The data below should be restated word for word, with every picture omitted.

## START Data shown

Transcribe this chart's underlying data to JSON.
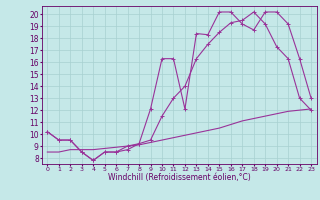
{
  "xlabel": "Windchill (Refroidissement éolien,°C)",
  "bg_color": "#c5e8e8",
  "line_color": "#993399",
  "grid_color": "#a8d0d0",
  "text_color": "#660066",
  "x_ticks": [
    0,
    1,
    2,
    3,
    4,
    5,
    6,
    7,
    8,
    9,
    10,
    11,
    12,
    13,
    14,
    15,
    16,
    17,
    18,
    19,
    20,
    21,
    22,
    23
  ],
  "y_ticks": [
    8,
    9,
    10,
    11,
    12,
    13,
    14,
    15,
    16,
    17,
    18,
    19,
    20
  ],
  "xlim": [
    -0.5,
    23.5
  ],
  "ylim": [
    7.5,
    20.7
  ],
  "line1_x": [
    0,
    1,
    2,
    3,
    4,
    5,
    6,
    7,
    8,
    9,
    10,
    11,
    12,
    13,
    14,
    15,
    16,
    17,
    18,
    19,
    20,
    21,
    22,
    23
  ],
  "line1_y": [
    10.2,
    9.5,
    9.5,
    8.5,
    7.8,
    8.5,
    8.5,
    8.7,
    9.2,
    12.1,
    16.3,
    16.3,
    12.1,
    18.4,
    18.3,
    20.2,
    20.2,
    19.2,
    18.7,
    20.2,
    20.2,
    19.2,
    16.3,
    13.0
  ],
  "line2_x": [
    0,
    1,
    2,
    3,
    4,
    5,
    6,
    7,
    8,
    9,
    10,
    11,
    12,
    13,
    14,
    15,
    16,
    17,
    18,
    19,
    20,
    21,
    22,
    23
  ],
  "line2_y": [
    10.2,
    9.5,
    9.5,
    8.5,
    7.8,
    8.5,
    8.5,
    9.0,
    9.2,
    9.5,
    11.5,
    13.0,
    14.0,
    16.3,
    17.5,
    18.5,
    19.3,
    19.5,
    20.2,
    19.2,
    17.3,
    16.3,
    13.0,
    12.0
  ],
  "line3_x": [
    0,
    1,
    2,
    3,
    4,
    5,
    6,
    7,
    8,
    9,
    10,
    11,
    12,
    13,
    14,
    15,
    16,
    17,
    18,
    19,
    20,
    21,
    22,
    23
  ],
  "line3_y": [
    8.5,
    8.5,
    8.7,
    8.7,
    8.7,
    8.8,
    8.9,
    9.0,
    9.1,
    9.3,
    9.5,
    9.7,
    9.9,
    10.1,
    10.3,
    10.5,
    10.8,
    11.1,
    11.3,
    11.5,
    11.7,
    11.9,
    12.0,
    12.1
  ],
  "marker_size": 2.5,
  "line_width": 0.8
}
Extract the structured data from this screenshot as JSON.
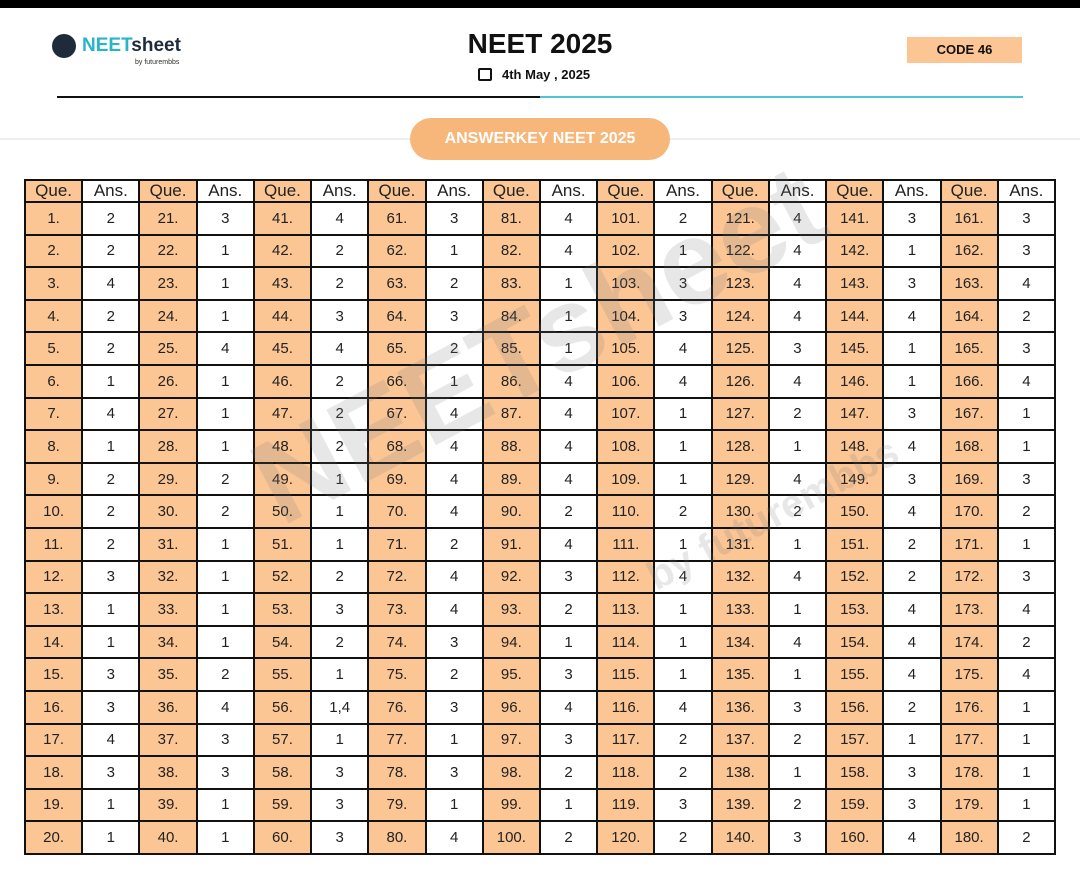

## END Data shown

§ Complete response:
Transcribe this chart's underlying data to JSON.
{
  "xlabel": "Windchill (Refroidissement éolien,°C)",
  "bg_color": "#c5e8e8",
  "line_color": "#993399",
  "grid_color": "#a8d0d0",
  "text_color": "#660066",
  "x_ticks": [
    0,
    1,
    2,
    3,
    4,
    5,
    6,
    7,
    8,
    9,
    10,
    11,
    12,
    13,
    14,
    15,
    16,
    17,
    18,
    19,
    20,
    21,
    22,
    23
  ],
  "y_ticks": [
    8,
    9,
    10,
    11,
    12,
    13,
    14,
    15,
    16,
    17,
    18,
    19,
    20
  ],
  "xlim": [
    -0.5,
    23.5
  ],
  "ylim": [
    7.5,
    20.7
  ],
  "line1_x": [
    0,
    1,
    2,
    3,
    4,
    5,
    6,
    7,
    8,
    9,
    10,
    11,
    12,
    13,
    14,
    15,
    16,
    17,
    18,
    19,
    20,
    21,
    22,
    23
  ],
  "line1_y": [
    10.2,
    9.5,
    9.5,
    8.5,
    7.8,
    8.5,
    8.5,
    8.7,
    9.2,
    12.1,
    16.3,
    16.3,
    12.1,
    18.4,
    18.3,
    20.2,
    20.2,
    19.2,
    18.7,
    20.2,
    20.2,
    19.2,
    16.3,
    13.0
  ],
  "line2_x": [
    0,
    1,
    2,
    3,
    4,
    5,
    6,
    7,
    8,
    9,
    10,
    11,
    12,
    13,
    14,
    15,
    16,
    17,
    18,
    19,
    20,
    21,
    22,
    23
  ],
  "line2_y": [
    10.2,
    9.5,
    9.5,
    8.5,
    7.8,
    8.5,
    8.5,
    9.0,
    9.2,
    9.5,
    11.5,
    13.0,
    14.0,
    16.3,
    17.5,
    18.5,
    19.3,
    19.5,
    20.2,
    19.2,
    17.3,
    16.3,
    13.0,
    12.0
  ],
  "line3_x": [
    0,
    1,
    2,
    3,
    4,
    5,
    6,
    7,
    8,
    9,
    10,
    11,
    12,
    13,
    14,
    15,
    16,
    17,
    18,
    19,
    20,
    21,
    22,
    23
  ],
  "line3_y": [
    8.5,
    8.5,
    8.7,
    8.7,
    8.7,
    8.8,
    8.9,
    9.0,
    9.1,
    9.3,
    9.5,
    9.7,
    9.9,
    10.1,
    10.3,
    10.5,
    10.8,
    11.1,
    11.3,
    11.5,
    11.7,
    11.9,
    12.0,
    12.1
  ],
  "marker_size": 2.5,
  "line_width": 0.8
}
Extract the structured data from this screenshot as JSON.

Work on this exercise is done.